→ EXERCISE: Report, as a bare number, how many lines of the material below contain the word "xxxxxxxx".

══ ITEMS ══

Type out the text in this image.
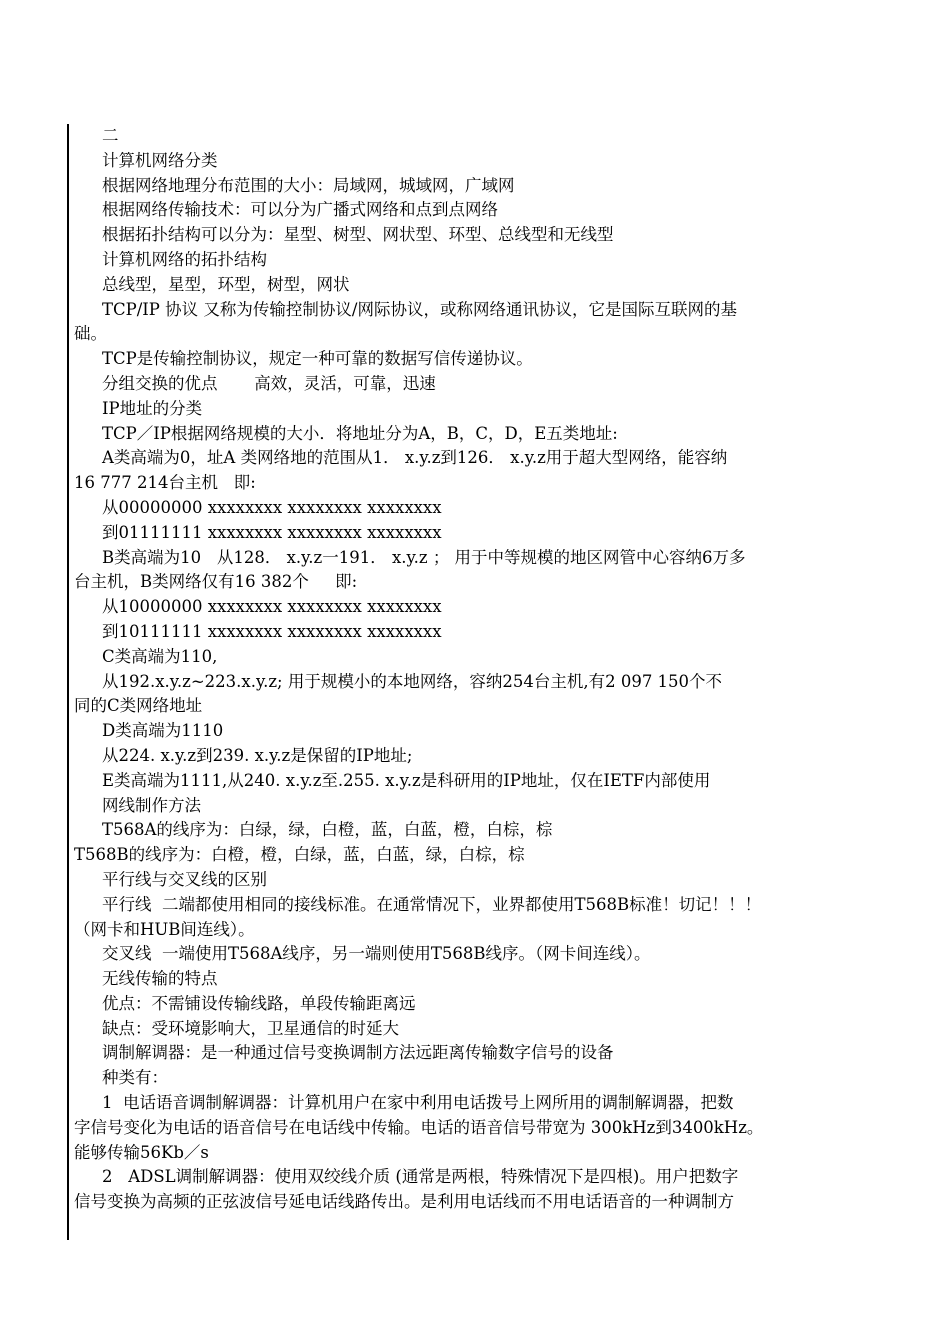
二
计算机网络分类
根据网络地理分布范围的大小：局域网，城域网，广域网
根据网络传输技术：可以分为广播式网络和点到点网络
根据拓扑结构可以分为：星型、树型、网状型、环型、总线型和无线型
计算机网络的拓扑结构
总线型，星型，环型，树型，网状
TCP/IP 协议 又称为传输控制协议/网际协议，或称网络通讯协议，它是国际互联网的基
础。
TCP是传输控制协议，规定一种可靠的数据写信传递协议。
分组交换的优点       高效，灵活，可靠，迅速
IP地址的分类
TCP／IP根据网络规模的大小．将地址分为A，B，C，D，E五类地址:
A类高端为0，址A 类网络地的范围从1． x.y.z到126． x.y.z用于超大型网络，能容纳
16 777 214台主机   即:
从00000000 xxxxxxxx xxxxxxxx xxxxxxxx
到01111111 xxxxxxxx xxxxxxxx xxxxxxxx
B类高端为10   从128． x.y.z一191． x.y.z ； 用于中等规模的地区网管中心容纳6万多
台主机，B类网络仅有16 382个     即:
从10000000 xxxxxxxx xxxxxxxx xxxxxxxx
到10111111 xxxxxxxx xxxxxxxx xxxxxxxx
C类高端为110,
从192.x.y.z~223.x.y.z; 用于规模小的本地网络，容纳254台主机,有2 097 150个不
同的C类网络地址
D类高端为1110
从224. x.y.z到239. x.y.z是保留的IP地址;
E类高端为1111,从240. x.y.z至.255. x.y.z是科研用的IP地址，仅在IETF内部使用
网线制作方法
T568A的线序为：白绿，绿，白橙，蓝，白蓝，橙，白棕，棕
T568B的线序为：白橙，橙，白绿，蓝，白蓝，绿，白棕，棕
平行线与交叉线的区别
平行线  二端都使用相同的接线标准。在通常情况下，业界都使用T568B标准！切记！！！
（网卡和HUB间连线）。
交叉线  一端使用T568A线序，另一端则使用T568B线序。（网卡间连线）。
无线传输的特点
优点：不需铺设传输线路，单段传输距离远
缺点：受环境影响大，卫星通信的时延大
调制解调器：是一种通过信号变换调制方法远距离传输数字信号的设备
种类有：
1  电话语音调制解调器：计算机用户在家中利用电话拨号上网所用的调制解调器，把数
字信号变化为电话的语音信号在电话线中传输。电话的语音信号带宽为 300kHz到3400kHz。
能够传输56Kb／s
2   ADSL调制解调器：使用双绞线介质 (通常是两根，特殊情况下是四根)。用户把数字
信号变换为高频的正弦波信号延电话线路传出。是利用电话线而不用电话语音的一种调制方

═══

→ TASK SOLUTION: 4